OBJECTIVE A
Give the records as a JSON list of strings, one string per line, with blank lines left out. Include only the lines from the start of the records through the line that contains "tab-whatsapp[interactable]: 24 (24)".

SOURCE PASSAGE
★ ★ ★

2

What's the best way to validate that a string is a valid URL path in Python?

I want to avoid maintaining a complex regex if possible.

I have this regex so far but I am looking for alternatives because it does not cover all cases for just the path segment:

def check_valid_path(v):
    pattern = r"^\/[-a-z\d_\/]*$"
    if not compile(pattern).match(v):
        raise ValueError(f"Invalid path: {v}. Must match {pattern}")
martin8768
  • 565
  • 5
  • 20
  • 1
    https://docs.python.org/3/library/urllib.parse.html#module-urllib.parse? – jonrsharpe Aug 22 '23 at 07:20
  • 1
    @jonrsharpe From the doc: `Warning urlparse() does not perform validation. See URL parsing security for details.` – Gugu72 Aug 22 '23 at 08:20
  • 2
    Not sure there is a satisfying answer, but the question is essentially the same one that was asked here: https://stackoverflow.com/questions/7160737/how-to-validate-a-url-in-python-malformed-or-not – slothrop Aug 22 '23 at 08:26
  • form [pydantic - url validtion regex](https://github.com/pydantic/pydantic/blob/ca2fbdc5463a367b7b61f7ca437cfeae7c6ba524/pydantic/v1/networks.py#L342), check the regex for the url of your requirement – sahasrara62 Aug 22 '23 at 10:16

2 Answers2

0

Pydantic is a popular data validation package and has got may ready-made options for many common scenarios. It has several alternatives for URLs, here's an example with HttpUrl.

★ ★ ★

OBJECTIVE B
Retype the thread about validating URL paths in Python in full, with no changes.

★ ★ ★

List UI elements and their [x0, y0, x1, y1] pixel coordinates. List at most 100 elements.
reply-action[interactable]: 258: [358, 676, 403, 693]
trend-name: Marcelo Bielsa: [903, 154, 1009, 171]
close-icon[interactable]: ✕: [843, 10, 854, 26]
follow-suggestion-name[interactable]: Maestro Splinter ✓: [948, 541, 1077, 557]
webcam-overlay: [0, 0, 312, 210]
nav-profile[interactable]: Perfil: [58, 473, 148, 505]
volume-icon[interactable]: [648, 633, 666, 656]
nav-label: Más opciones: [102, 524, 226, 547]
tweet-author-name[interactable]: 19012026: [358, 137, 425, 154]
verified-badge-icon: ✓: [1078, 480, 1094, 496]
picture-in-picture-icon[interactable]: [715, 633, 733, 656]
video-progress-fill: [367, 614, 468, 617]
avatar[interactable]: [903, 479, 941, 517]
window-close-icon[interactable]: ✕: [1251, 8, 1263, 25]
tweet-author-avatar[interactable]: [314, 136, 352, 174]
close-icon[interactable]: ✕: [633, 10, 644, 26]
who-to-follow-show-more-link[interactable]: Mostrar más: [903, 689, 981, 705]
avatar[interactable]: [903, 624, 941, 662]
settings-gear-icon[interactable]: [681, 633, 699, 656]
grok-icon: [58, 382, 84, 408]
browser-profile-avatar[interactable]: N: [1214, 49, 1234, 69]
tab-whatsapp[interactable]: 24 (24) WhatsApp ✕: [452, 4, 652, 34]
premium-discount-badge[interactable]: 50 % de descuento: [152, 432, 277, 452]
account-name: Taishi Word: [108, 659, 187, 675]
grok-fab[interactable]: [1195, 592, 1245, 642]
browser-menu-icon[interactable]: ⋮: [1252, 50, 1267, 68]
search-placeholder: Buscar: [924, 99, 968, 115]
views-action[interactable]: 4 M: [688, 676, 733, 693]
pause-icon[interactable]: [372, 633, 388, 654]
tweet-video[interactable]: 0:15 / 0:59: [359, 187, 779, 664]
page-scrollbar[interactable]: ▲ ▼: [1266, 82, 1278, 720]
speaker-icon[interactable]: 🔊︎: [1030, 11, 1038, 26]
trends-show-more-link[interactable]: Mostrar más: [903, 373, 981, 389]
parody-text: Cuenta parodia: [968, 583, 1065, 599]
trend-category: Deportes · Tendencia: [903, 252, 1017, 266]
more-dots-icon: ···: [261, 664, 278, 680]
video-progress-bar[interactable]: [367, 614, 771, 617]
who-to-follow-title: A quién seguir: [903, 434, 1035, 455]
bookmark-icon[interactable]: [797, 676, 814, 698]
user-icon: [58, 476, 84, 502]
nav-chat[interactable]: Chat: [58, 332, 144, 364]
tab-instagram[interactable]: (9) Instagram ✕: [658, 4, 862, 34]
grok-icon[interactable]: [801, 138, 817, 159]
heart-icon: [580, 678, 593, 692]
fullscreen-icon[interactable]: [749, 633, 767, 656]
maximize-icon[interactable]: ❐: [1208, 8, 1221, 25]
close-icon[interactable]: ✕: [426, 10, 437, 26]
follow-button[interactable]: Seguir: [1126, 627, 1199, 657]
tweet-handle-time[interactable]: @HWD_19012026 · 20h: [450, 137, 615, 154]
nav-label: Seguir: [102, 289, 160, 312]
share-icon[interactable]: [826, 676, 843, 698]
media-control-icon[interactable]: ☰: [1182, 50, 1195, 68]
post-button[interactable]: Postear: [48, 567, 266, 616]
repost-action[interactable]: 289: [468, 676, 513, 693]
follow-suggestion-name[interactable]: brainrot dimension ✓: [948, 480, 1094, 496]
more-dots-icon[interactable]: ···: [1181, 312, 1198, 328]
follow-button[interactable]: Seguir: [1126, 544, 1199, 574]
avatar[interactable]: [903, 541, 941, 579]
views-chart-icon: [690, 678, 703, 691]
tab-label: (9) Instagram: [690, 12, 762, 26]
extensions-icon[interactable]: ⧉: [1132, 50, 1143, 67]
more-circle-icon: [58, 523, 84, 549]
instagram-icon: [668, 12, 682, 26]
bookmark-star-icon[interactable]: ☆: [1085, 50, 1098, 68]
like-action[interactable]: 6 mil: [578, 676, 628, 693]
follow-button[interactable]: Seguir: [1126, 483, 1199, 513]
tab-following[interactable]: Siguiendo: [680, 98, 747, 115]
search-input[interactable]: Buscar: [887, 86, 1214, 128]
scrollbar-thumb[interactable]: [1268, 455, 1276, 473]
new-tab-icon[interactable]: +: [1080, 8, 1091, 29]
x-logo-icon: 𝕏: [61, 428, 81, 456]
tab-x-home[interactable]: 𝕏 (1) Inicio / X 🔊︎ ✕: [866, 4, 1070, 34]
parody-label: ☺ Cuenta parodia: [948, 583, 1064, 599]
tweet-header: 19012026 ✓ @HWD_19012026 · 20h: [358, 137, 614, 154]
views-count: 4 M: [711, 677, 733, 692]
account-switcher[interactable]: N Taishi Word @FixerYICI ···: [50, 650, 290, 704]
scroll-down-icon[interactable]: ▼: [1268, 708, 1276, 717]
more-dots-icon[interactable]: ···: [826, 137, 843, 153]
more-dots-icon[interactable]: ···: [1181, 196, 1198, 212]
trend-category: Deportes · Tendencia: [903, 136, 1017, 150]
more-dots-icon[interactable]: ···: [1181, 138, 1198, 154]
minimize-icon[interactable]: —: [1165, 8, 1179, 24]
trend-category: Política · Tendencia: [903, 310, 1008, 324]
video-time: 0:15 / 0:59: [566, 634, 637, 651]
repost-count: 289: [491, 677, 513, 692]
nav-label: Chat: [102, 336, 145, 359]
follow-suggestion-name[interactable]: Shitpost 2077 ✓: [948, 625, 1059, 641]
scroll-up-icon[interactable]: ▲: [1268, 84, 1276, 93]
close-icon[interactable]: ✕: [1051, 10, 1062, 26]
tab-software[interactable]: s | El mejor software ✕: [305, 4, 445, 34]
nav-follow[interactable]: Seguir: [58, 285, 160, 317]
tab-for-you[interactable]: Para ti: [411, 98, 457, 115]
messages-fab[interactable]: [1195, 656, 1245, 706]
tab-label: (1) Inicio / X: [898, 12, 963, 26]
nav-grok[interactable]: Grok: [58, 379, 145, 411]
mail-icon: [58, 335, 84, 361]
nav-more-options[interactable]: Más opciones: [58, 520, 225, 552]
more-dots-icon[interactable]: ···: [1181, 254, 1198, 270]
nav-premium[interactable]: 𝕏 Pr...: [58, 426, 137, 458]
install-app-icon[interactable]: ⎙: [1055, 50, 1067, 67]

★ ★ ★

TASK SOLUTION A
[
  "List UI elements and their [x0, y0, x1, y1] pixel coordinates. List at most 100 elements.",
  "reply-action[interactable]: 258: [358, 676, 403, 693]",
  "trend-name: Marcelo Bielsa: [903, 154, 1009, 171]",
  "close-icon[interactable]: ✕: [843, 10, 854, 26]",
  "follow-suggestion-name[interactable]: Maestro Splinter ✓: [948, 541, 1077, 557]",
  "webcam-overlay: [0, 0, 312, 210]",
  "nav-profile[interactable]: Perfil: [58, 473, 148, 505]",
  "volume-icon[interactable]: [648, 633, 666, 656]",
  "nav-label: Más opciones: [102, 524, 226, 547]",
  "tweet-author-name[interactable]: 19012026: [358, 137, 425, 154]",
  "verified-badge-icon: ✓: [1078, 480, 1094, 496]",
  "picture-in-picture-icon[interactable]: [715, 633, 733, 656]",
  "video-progress-fill: [367, 614, 468, 617]",
  "avatar[interactable]: [903, 479, 941, 517]",
  "window-close-icon[interactable]: ✕: [1251, 8, 1263, 25]",
  "tweet-author-avatar[interactable]: [314, 136, 352, 174]",
  "close-icon[interactable]: ✕: [633, 10, 644, 26]",
  "who-to-follow-show-more-link[interactable]: Mostrar más: [903, 689, 981, 705]",
  "avatar[interactable]: [903, 624, 941, 662]",
  "settings-gear-icon[interactable]: [681, 633, 699, 656]",
  "grok-icon: [58, 382, 84, 408]",
  "browser-profile-avatar[interactable]: N: [1214, 49, 1234, 69]",
  "tab-whatsapp[interactable]: 24 (24) WhatsApp ✕: [452, 4, 652, 34]"
]

TASK SOLUTION B
2

What's the best way to validate that a string is a valid URL path in Python?

I want to avoid maintaining a complex regex if possible.

I have this regex so far but I am looking for alternatives because it does not cover all cases for just the path segment:

def check_valid_path(v):
    pattern = r"^\/[-a-z\d_\/]*$"
    if not compile(pattern).match(v):
        raise ValueError(f"Invalid path: {v}. Must match {pattern}")
martin8768
  • 565
  • 5
  • 20
  • 1
    https://docs.python.org/3/library/urllib.parse.html#module-urllib.parse? – jonrsharpe Aug 22 '23 at 07:20
  • 1
    @jonrsharpe From the doc: `Warning urlparse() does not perform validation. See URL parsing security for details.` – Gugu72 Aug 22 '23 at 08:20
  • 2
    Not sure there is a satisfying answer, but the question is essentially the same one that was asked here: https://stackoverflow.com/questions/7160737/how-to-validate-a-url-in-python-malformed-or-not – slothrop Aug 22 '23 at 08:26
  • form [pydantic - url validtion regex](https://github.com/pydantic/pydantic/blob/ca2fbdc5463a367b7b61f7ca437cfeae7c6ba524/pydantic/v1/networks.py#L342), check the regex for the url of your requirement – sahasrara62 Aug 22 '23 at 10:16

2 Answers2

0

Pydantic is a popular data validation package and has got may ready-made options for many common scenarios. It has several alternatives for URLs, here's an example with HttpUrl.